Par Le Matin
Il n’y a pas de village kabyle sans mausolée. Le plus petit hameau possède son sanctuaire, son marabout, son wali protecteur, son gardien de la mémoire.
Par Rachid Oulebsir (1)
Avec Tajmaât, l’agora ou place publique, lieu d’expression de la vie communautaire, où se règlent tous les différends, tous les malentendus, le mausolée (Lemqam) est sans doute l’institution villageoise la plus importante. Le lieu de culte dressé à la mémoire de l’ancêtre, ou d’un personnage dont le charisme a mérité la vénération de la tribu, est régulièrement entretenu et visité. On y pratique des rituels de recueillement et de méditation. On y vient s’y soigner. On y sollicite la protection de l’ancêtre, sa baraka, persuadé qu’il est à l’écoute des multiples doléances, prêt à soulager les indicibles douleurs !
On y déverse alors contre une obole symbolique, toutes les inhibitions contenues, les souffrances excessives. On déverrouille les cœurs, oubliant toutes les retenues, tous les codes de bonne conduite, toutes les normes sociales en vigueur ! On se relâche, avouant toutes les faiblesses, tous les manques, pour y exprimer les attentes les plus insolites, les désirs les plus refoulés, les objectifs secrets que l’on voudrait voir s’accomplir sous la bénédiction du saint homme, ou de la sainte femme, de sa baraka. On fait de l’ancêtre, le médecin aux baumes miraculeux, le confident à l’écoute attentionnée, l’allié sûr, l’ami indéfectible. On retrouve le père ou la mère que l’on n’a pas eue. On y donne libre cours à tous les fantasmes pour se vider et se reconstruire.
Le mausolée est le lieu de l’ultime libération, l’endroit du renouvellement des énergies vitales, le berceau de la renaissance individuelle et collective. Les villages d’At Mélikèche ne dérogent pas à la règle. Certains hameaux ont même plusieurs tombeaux sacrés érigés en lieux de mémoire ! L’objet de ce reportage est de décrire la tournée des mausolées en remontant de la vallée de la Soummam.
Le soleil tape déjà trop fort dès les premières heures du jour. Il n’y a même pas de rosée matinale ce lundi 25 juillet. La canicule persiste et le ciel continue de punir les arbres, les hommes et les bêtes. La route est crevassée, parsemée de nid-de-poule et de profondes déchirures. La commune d’At Melikèche issue du découpage administratif de 1984 est sans ressources, sans doute la plus pauvre de la wilaya de Béjaia.

#### DONNÉES SOURCES:
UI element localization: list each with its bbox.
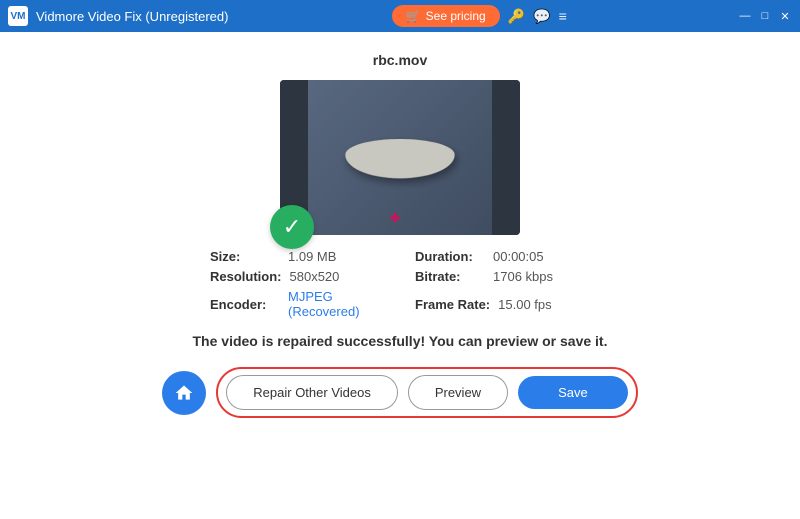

#### TRAVAIL À FAIRE:
• A. D'après l'article sur les mausolées kabyles, de quel découpage administratif la commune d'At Melikèche est-elle issue ?
• B. Poursuivez l'article sur les mausolées kabyles après sa dernière phrase.
Les lignes n'ont aucun lien avec l'article sur les mausolées kabyles.

#### RÉPONSES:
• A. Du découpage administratif de 1984.

• B.
Nous remontons le chemin vicinal à partir de Tavlazt, l’antique limes romain, squatté par les adolescents d’Allaghane et transformé en terrain de football. Sur notre gauche une dizaine d’ouvriers agricoles s’affairent dans l’installation du réseau d’irrigation d’un champ de cardons dans l’immense ferme Hamimi. A droite, le jardin d’Achour Ouamara est florissant. Ses enfants vendent du poivron sur l’accotement. 70 DA le kg est-il affiché sur un cageot protégé par une toile de jute mouillée ! Cent mètres plus haut, gisent les ruines du vieux moulin des At Lhadj. Tahouna est un amas de briques de toub entouré de raquettes de figuiers de Barbarie. Une maisonnette en parpaing crépi a poussé sur son flanc droit. Nous nous arrêtons à proximité de Tahanouts, un petit magasin tenu par deux frères, en rase campagne. Ils viennent de perdre un être cher.
C’est le deuil. Leur famille est importante dans la région et les visiteurs venus présenter leurs condoléances sont très nombreux ! Après le recueillement, devoir d’usage, nous reprenons la route vers la montagne. Nous croisons des tracteurs transportant du sable, une denrée rare et chère de nos jours depuis que l’extraction de sable à partir du lit de la Soummam est interdite. Said l’émigré s’étonne : “Les maisons semblent en perpétuelle construction, on n’arrête donc jamais de monter des murs, de confectionner des dalles, d’installer des toitures. Il est vrai que les besoins en logement sont très importants. Construire semble être l’unique préoccupation locale !”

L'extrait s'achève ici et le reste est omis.